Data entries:
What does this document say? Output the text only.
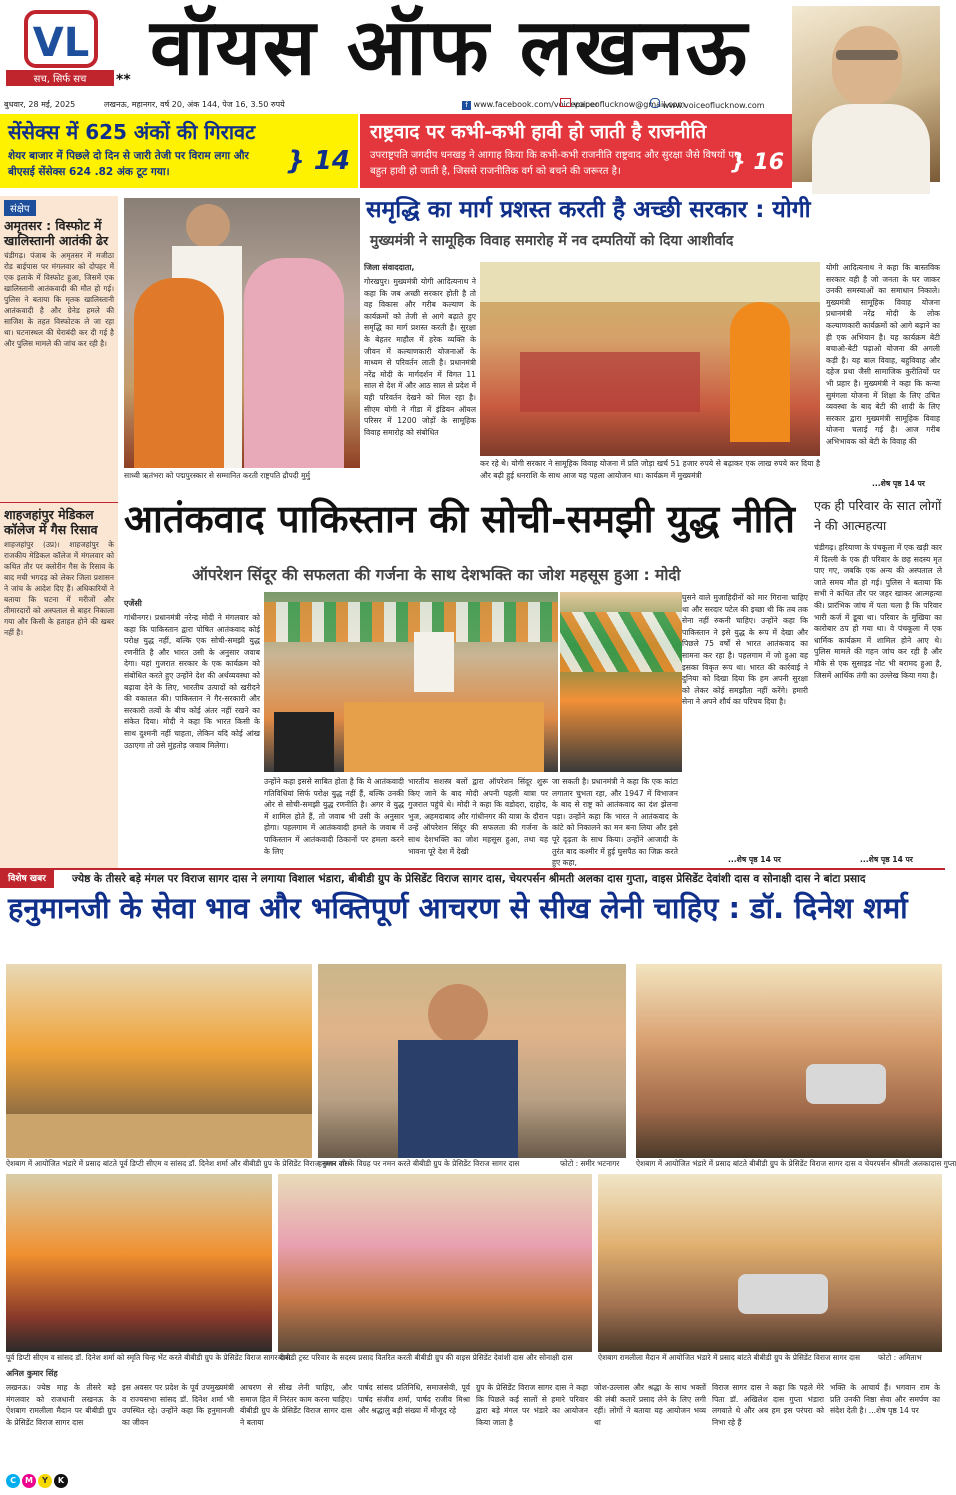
VL
सच, सिर्फ सच ** वॉयस ऑफ लखनऊ
बुधवार, 28 मई, 2025	लखनऊ, महानगर, वर्ष 20, अंक 144, पेज 16, 3.50 रुपये	f www.facebook.com/voicepaper
voiceoflucknow@gmail.com
www.voiceoflucknow.com
सेंसेक्स में 625 अंकों की गिरावट
शेयर बाजार में पिछले दो दिन से जारी तेजी पर विराम लगा और बीएसई सेंसेक्स 624 .82 अंक टूट गया।	} 14
राष्ट्रवाद पर कभी-कभी हावी हो जाती है राजनीति
उपराष्ट्रपति जगदीप धनखड़ ने आगाह किया कि कभी-कभी राजनीति राष्ट्रवाद और सुरक्षा जैसे विषयों पर बहुत हावी हो जाती है, जिससे राजनीतिक वर्ग को बचने की जरूरत है।	} 16
संक्षेप
अमृतसर : विस्फोट में खालिस्तानी आतंकी ढेर
चंडीगढ़। पंजाब के अमृतसर में मजीठा रोड बाईपास पर मंगलवार को दोपहर में एक इलाके में विस्फोट हुआ, जिसमें एक खालिस्तानी आतंकवादी की मौत हो गई। पुलिस ने बताया कि मृतक खालिस्तानी आतंकवादी है और ग्रेनेड हमले की साजिश के तहत विस्फोटक ले जा रहा था। घटनास्थल की घेराबंदी कर दी गई है और पुलिस मामले की जांच कर रही है।
शाहजहांपुर मेडिकल कॉलेज में गैस रिसाव
शाहजहांपुर (उप्र)। शाहजहांपुर के राजकीय मेडिकल कॉलेज में मंगलवार को कथित तौर पर क्लोरीन गैस के रिसाव के बाद मची भगदड़ को लेकर जिला प्रशासन ने जांच के आदेश दिए हैं। अधिकारियों ने बताया कि घटना में मरीजों और तीमारदारों को अस्पताल से बाहर निकाला गया और किसी के हताहत होने की खबर नहीं है।
साध्वी ऋतंभरा को पद्मपुरस्कार से सम्मानित करती राष्ट्रपति द्रौपदी मुर्मु
समृद्धि का मार्ग प्रशस्त करती है अच्छी सरकार : योगी
मुख्यमंत्री ने सामूहिक विवाह समारोह में नव दम्पतियों को दिया आशीर्वाद
जिला संवाददाता,
गोरखपुर। मुख्यमंत्री योगी आदित्यनाथ ने कहा कि जब अच्छी सरकार होती है तो वह विकास और गरीब कल्याण के कार्यक्रमों को तेजी से आगे बढ़ाते हुए समृद्धि का मार्ग प्रशस्त करती है। सुरक्षा के बेहतर माहौल में हरेक व्यक्ति के जीवन में कल्याणकारी योजनाओं के माध्यम से परिवर्तन लाती है। प्रधानमंत्री नरेंद्र मोदी के मार्गदर्शन में विगत 11 साल से देश में और आठ साल से प्रदेश में यही परिवर्तन देखने को मिल रहा है। सीएम योगी ने गीडा में इंडियन ऑयल परिसर में 1200 जोड़ों के सामूहिक विवाह समारोह को संबोधित
कर रहे थे। योगी सरकार ने सामूहिक विवाह योजना में प्रति जोड़ा खर्च 51 हजार रुपये से बढ़ाकर एक लाख रुपये कर दिया है और बढ़ी हुई धनराशि के साथ आज यह पहला आयोजन था। कार्यक्रम में मुख्यमंत्री
योगी आदित्यनाथ ने कहा कि बास्तविक सरकार वही है जो जनता के घर जाकर उनकी समस्याओं का समाधान निकाले। मुख्यमंत्री सामूहिक विवाह योजना प्रधानमंत्री नरेंद्र मोदी के लोक कल्याणकारी कार्यक्रमों को आगे बढ़ाने का ही एक अभियान है। यह कार्यक्रम बेटी बचाओ-बेटी पढ़ाओ योजना की अगली कड़ी है। यह बाल विवाह, बहुविवाह और दहेज प्रथा जैसी सामाजिक कुरीतियों पर भी प्रहार है। मुख्यमंत्री ने कहा कि कन्या सुमंगला योजना में शिक्षा के लिए उचित व्यवस्था के बाद बेटी की शादी के लिए सरकार द्वारा मुख्यमंत्री सामूहिक विवाह योजना चलाई गई है। आज गरीब अभिभावक को बेटी के विवाह की
...शेष पृष्ठ 14 पर
एक ही परिवार के सात लोगों ने की आत्महत्या
चंडीगढ़। हरियाणा के पंचकूला में एक खड़ी कार में दिल्ली के एक ही परिवार के छह सदस्य मृत पाए गए, जबकि एक अन्य की अस्पताल ले जाते समय मौत हो गई। पुलिस ने बताया कि सभी ने कथित तौर पर जहर खाकर आत्महत्या की। प्रारंभिक जांच में पता चला है कि परिवार भारी कर्ज में डूबा था। परिवार के मुखिया का कारोबार ठप हो गया था। वे पंचकूला में एक धार्मिक कार्यक्रम में शामिल होने आए थे। पुलिस मामले की गहन जांच कर रही है और मौके से एक सुसाइड नोट भी बरामद हुआ है, जिसमें आर्थिक तंगी का उल्लेख किया गया है।
...शेष पृष्ठ 14 पर
आतंकवाद पाकिस्तान की सोची-समझी युद्ध नीति
ऑपरेशन सिंदूर की सफलता की गर्जना के साथ देशभक्ति का जोश महसूस हुआ : मोदी
एजेंसी
गांधीनगर। प्रधानमंत्री नरेन्द्र मोदी ने मंगलवार को कहा कि पाकिस्तान द्वारा पोषित आतंकवाद कोई परोक्ष युद्ध नहीं, बल्कि एक सोची-समझी युद्ध रणनीति है और भारत उसी के अनुसार जवाब देगा। यहां गुजरात सरकार के एक कार्यक्रम को संबोधित करते हुए उन्होंने देश की अर्थव्यवस्था को बढ़ावा देने के लिए, भारतीय उत्पादों को खरीदने की वकालत की। पाकिस्तान ने गैर-सरकारी और सरकारी तत्वों के बीच कोई अंतर नहीं रखने का संकेत दिया। मोदी ने कहा कि भारत किसी के साथ दुश्मनी नहीं चाहता, लेकिन यदि कोई आंख उठाएगा तो उसे मुंहतोड़ जवाब मिलेगा।
उन्होंने कहा इससे साबित होता है कि ये आतंकवादी गतिविधियां सिर्फ परोक्ष युद्ध नहीं हैं, बल्कि उनकी ओर से सोची-समझी युद्ध रणनीति है। अगर वे युद्ध में शामिल होते हैं, तो जवाब भी उसी के अनुसार होगा। पहलगाम में आतंकवादी हमले के जवाब में पाकिस्तान में आतंकवादी ठिकानों पर हमला करने के लिए
भारतीय सशस्त्र बलों द्वारा ऑपरेशन सिंदूर शुरू किए जाने के बाद मोदी अपनी पहली यात्रा पर गुजरात पहुंचे थे। मोदी ने कहा कि वडोदरा, दाहोद, भुज, अहमदाबाद और गांधीनगर की यात्रा के दौरान उन्हें ऑपरेशन सिंदूर की सफलता की गर्जना के साथ देशभक्ति का जोश महसूस हुआ, तथा यह भावना पूरे देश में देखी
जा सकती है। प्रधानमंत्री ने कहा कि एक कांटा लगातार चुभता रहा, और 1947 में विभाजन के बाद से राष्ट्र को आतंकवाद का दंश झेलना पड़ा। उन्होंने कहा कि भारत ने आतंकवाद के कांटे को निकालने का मन बना लिया और इसे पूरे दृढ़ता के साथ किया। उन्होंने आजादी के तुरंत बाद कश्मीर में हुई घुसपैठ का जिक्र करते हुए कहा,
घुसने वाले मुजाहिदीनों को मार गिराना चाहिए था और सरदार पटेल की इच्छा थी कि तब तक सेना नहीं रुकनी चाहिए। उन्होंने कहा कि पाकिस्तान ने इसे युद्ध के रूप में देखा और पिछले 75 वर्षों से भारत आतंकवाद का सामना कर रहा है। पहलगाम में जो हुआ वह इसका विकृत रूप था। भारत की कार्रवाई ने दुनिया को दिखा दिया कि हम अपनी सुरक्षा को लेकर कोई समझौता नहीं करेंगे। हमारी सेना ने अपने शौर्य का परिचय दिया है।
...शेष पृष्ठ 14 पर
विशेष खबर	ज्येष्ठ के तीसरे बड़े मंगल पर विराज सागर दास ने लगाया विशाल भंडारा, बीबीडी ग्रुप के प्रेसिडेंट विराज सागर दास, चेयरपर्सन श्रीमती अलका दास गुप्ता, वाइस प्रेसिडेंट देवांशी दास व सोनाक्षी दास ने बांटा प्रसाद
हनुमानजी के सेवा भाव और भक्तिपूर्ण आचरण से सीख लेनी चाहिए : डॉ. दिनेश शर्मा
ऐशबाग में आयोजित भंडारे में प्रसाद बांटते पूर्व डिप्टी सीएम व सांसद डॉ. दिनेश शर्मा और बीबीडी ग्रुप के प्रेसिडेंट विराज सागर दास
हनुमान जी के विग्रह पर नमन करते बीबीडी ग्रुप के प्रेसिडेंट विराज सागर दास	फोटो : समीर भटनागर	ऐशबाग में आयोजित भंडारे में प्रसाद बांटते बीबीडी ग्रुप के प्रेसिडेंट विराज सागर दास व चेयरपर्सन श्रीमती अलकादास गुप्ता
पूर्व डिप्टी सीएम व सांसद डॉ. दिनेश शर्मा को स्मृति चिन्ह भेंट करते बीबीडी ग्रुप के प्रेसिडेंट विराज सागर दास
बीबीडी ट्रस्ट परिवार के सदस्य प्रसाद वितरित करती बीबीडी ग्रुप की वाइस प्रेसिडेंट देवांशी दास और सोनाक्षी दास	ऐशबाग रामलीला मैदान में आयोजित भंडारे में प्रसाद बांटते बीबीडी ग्रुप के प्रेसिडेंट विराज सागर दास	फोटो : अमिताभ
अनिल कुमार सिंह
लखनऊ। ज्येष्ठ माह के तीसरे बड़े मंगलवार को राजधानी लखनऊ के ऐशबाग रामलीला मैदान पर बीबीडी ग्रुप के प्रेसिडेंट विराज सागर दास
इस अवसर पर प्रदेश के पूर्व उपमुख्यमंत्री व राज्यसभा सांसद डॉ. दिनेश शर्मा भी उपस्थित रहे। उन्होंने कहा कि हनुमानजी का जीवन
आचरण से सीख लेनी चाहिए, और समाज हित में निरंतर काम करना चाहिए। बीबीडी ग्रुप के प्रेसिडेंट विराज सागर दास ने बताया
पार्षद सांसद प्रतिनिधि, समाजसेवी, पूर्व पार्षद संजीव शर्मा, पार्षद राजीव मिश्रा और श्रद्धालु बड़ी संख्या में मौजूद रहे
ग्रुप के प्रेसिडेंट विराज सागर दास ने कहा कि पिछले कई सालों से हमारे परिवार द्वारा बड़े मंगल पर भंडारे का आयोजन किया जाता है
जोश-उल्लास और श्रद्धा के साथ भक्तों की लंबी कतारें प्रसाद लेने के लिए लगी रहीं। लोगों ने बताया यह आयोजन भव्य था
विराज सागर दास ने कहा कि पहले मेरे पिता डॉ. अखिलेश दास गुप्ता भंडारा लगवाते थे और अब हम इस परंपरा को निभा रहे हैं
भक्ति के आचार्य हैं। भगवान राम के प्रति उनकी निष्ठा सेवा और समर्पण का संदेश देती है। ...शेष पृष्ठ 14 पर
C	M	Y	K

Given problem: All lines above containing the string "आचरण" are to be collected.

Solution for this task:
हनुमानजी के सेवा भाव और भक्तिपूर्ण आचरण से सीख लेनी चाहिए : डॉ. दिनेश शर्मा
आचरण से सीख लेनी चाहिए, और समाज हित में निरंतर काम करना चाहिए। बीबीडी ग्रुप के प्रेसिडेंट विराज सागर दास ने बताया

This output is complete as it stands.